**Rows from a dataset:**
□ □ □ □

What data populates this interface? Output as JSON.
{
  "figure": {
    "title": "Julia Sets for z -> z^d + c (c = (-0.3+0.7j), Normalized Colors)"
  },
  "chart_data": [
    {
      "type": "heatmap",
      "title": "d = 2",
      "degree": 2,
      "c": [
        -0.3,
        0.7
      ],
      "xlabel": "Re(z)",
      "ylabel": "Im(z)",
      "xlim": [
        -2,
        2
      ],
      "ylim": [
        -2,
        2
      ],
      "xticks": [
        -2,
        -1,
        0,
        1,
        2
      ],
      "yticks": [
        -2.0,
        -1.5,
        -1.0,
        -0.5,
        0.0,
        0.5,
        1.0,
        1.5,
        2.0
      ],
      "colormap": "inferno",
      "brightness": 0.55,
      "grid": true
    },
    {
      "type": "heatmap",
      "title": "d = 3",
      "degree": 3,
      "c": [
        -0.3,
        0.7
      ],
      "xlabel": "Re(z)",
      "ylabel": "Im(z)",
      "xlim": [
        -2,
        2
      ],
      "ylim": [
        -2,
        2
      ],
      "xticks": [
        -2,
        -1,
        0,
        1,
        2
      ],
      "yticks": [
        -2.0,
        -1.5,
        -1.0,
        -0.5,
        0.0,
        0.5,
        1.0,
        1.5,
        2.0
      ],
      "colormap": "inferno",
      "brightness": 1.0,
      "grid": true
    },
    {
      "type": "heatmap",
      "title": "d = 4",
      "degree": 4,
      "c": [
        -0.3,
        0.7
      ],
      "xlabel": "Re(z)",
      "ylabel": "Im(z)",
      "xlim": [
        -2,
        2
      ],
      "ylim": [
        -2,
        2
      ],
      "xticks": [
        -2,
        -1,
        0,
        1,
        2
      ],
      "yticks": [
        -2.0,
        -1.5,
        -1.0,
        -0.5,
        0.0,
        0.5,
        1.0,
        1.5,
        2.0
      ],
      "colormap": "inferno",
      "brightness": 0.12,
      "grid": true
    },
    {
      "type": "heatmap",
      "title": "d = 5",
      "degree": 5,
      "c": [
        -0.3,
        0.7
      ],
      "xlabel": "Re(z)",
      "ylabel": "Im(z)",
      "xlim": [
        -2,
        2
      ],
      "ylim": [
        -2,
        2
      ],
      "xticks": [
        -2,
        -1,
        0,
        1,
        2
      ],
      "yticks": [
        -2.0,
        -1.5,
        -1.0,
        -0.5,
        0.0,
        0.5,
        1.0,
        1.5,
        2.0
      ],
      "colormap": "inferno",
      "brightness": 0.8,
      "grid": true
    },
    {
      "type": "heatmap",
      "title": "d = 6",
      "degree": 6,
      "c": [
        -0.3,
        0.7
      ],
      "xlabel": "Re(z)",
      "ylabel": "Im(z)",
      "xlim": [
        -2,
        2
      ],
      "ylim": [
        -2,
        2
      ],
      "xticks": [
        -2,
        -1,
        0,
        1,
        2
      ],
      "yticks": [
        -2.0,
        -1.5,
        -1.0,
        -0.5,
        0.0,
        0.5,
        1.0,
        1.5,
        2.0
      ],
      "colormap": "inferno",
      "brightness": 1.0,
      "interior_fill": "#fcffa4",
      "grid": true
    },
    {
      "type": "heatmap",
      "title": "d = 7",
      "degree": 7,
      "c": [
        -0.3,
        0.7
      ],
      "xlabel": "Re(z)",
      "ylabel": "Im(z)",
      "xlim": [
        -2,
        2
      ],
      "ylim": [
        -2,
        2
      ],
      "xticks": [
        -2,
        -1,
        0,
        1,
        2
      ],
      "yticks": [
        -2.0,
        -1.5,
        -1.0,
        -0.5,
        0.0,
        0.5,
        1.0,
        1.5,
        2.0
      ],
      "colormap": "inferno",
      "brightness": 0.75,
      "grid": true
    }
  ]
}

□ □ □ □

Tally up how many lines in the preceding listing contain the word "degree". Give nothing but the number.

**RESULT FOR THIS TASK:** 6